--- begin ---

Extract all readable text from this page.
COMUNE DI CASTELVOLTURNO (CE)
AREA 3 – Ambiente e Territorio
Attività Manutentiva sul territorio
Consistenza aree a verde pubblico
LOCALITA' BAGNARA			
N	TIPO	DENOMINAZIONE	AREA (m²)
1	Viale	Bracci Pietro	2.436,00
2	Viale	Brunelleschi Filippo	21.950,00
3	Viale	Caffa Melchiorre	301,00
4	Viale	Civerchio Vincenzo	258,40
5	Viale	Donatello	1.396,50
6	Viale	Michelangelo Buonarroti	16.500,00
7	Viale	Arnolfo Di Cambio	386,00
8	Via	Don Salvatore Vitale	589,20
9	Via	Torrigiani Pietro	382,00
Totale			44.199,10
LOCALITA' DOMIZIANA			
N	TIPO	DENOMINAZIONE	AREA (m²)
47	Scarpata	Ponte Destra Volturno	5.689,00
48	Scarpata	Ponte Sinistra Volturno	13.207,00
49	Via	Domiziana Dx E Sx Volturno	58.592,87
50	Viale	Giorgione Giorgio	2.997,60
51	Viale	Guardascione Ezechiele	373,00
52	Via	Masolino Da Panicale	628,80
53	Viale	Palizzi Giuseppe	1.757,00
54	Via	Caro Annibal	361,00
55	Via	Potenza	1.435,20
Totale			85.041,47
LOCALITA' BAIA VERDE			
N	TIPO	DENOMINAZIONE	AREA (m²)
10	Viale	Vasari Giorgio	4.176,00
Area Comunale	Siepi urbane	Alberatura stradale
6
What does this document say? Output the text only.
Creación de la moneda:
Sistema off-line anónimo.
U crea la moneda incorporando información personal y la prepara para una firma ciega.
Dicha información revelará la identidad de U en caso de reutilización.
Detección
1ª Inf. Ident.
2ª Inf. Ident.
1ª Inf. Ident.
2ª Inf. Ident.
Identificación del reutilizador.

--- end ---

• EXERCISE DETAILS
Each line above is to be repeated exactly.

• ANSWER TO THE EXERCISE
Extract all readable text from this page.
COMUNE DI CASTELVOLTURNO (CE)
AREA 3 – Ambiente e Territorio
Attività Manutentiva sul territorio
Consistenza aree a verde pubblico
LOCALITA' BAGNARA			
N	TIPO	DENOMINAZIONE	AREA (m²)
1	Viale	Bracci Pietro	2.436,00
2	Viale	Brunelleschi Filippo	21.950,00
3	Viale	Caffa Melchiorre	301,00
4	Viale	Civerchio Vincenzo	258,40
5	Viale	Donatello	1.396,50
6	Viale	Michelangelo Buonarroti	16.500,00
7	Viale	Arnolfo Di Cambio	386,00
8	Via	Don Salvatore Vitale	589,20
9	Via	Torrigiani Pietro	382,00
Totale			44.199,10
LOCALITA' DOMIZIANA			
N	TIPO	DENOMINAZIONE	AREA (m²)
47	Scarpata	Ponte Destra Volturno	5.689,00
48	Scarpata	Ponte Sinistra Volturno	13.207,00
49	Via	Domiziana Dx E Sx Volturno	58.592,87
50	Viale	Giorgione Giorgio	2.997,60
51	Viale	Guardascione Ezechiele	373,00
52	Via	Masolino Da Panicale	628,80
53	Viale	Palizzi Giuseppe	1.757,00
54	Via	Caro Annibal	361,00
55	Via	Potenza	1.435,20
Totale			85.041,47
LOCALITA' BAIA VERDE			
N	TIPO	DENOMINAZIONE	AREA (m²)
10	Viale	Vasari Giorgio	4.176,00
Area Comunale	Siepi urbane	Alberatura stradale
6
What does this document say? Output the text only.
Creación de la moneda:
Sistema off-line anónimo.
U crea la moneda incorporando información personal y la prepara para una firma ciega.
Dicha información revelará la identidad de U en caso de reutilización.
Detección
1ª Inf. Ident.
2ª Inf. Ident.
1ª Inf. Ident.
2ª Inf. Ident.
Identificación del reutilizador.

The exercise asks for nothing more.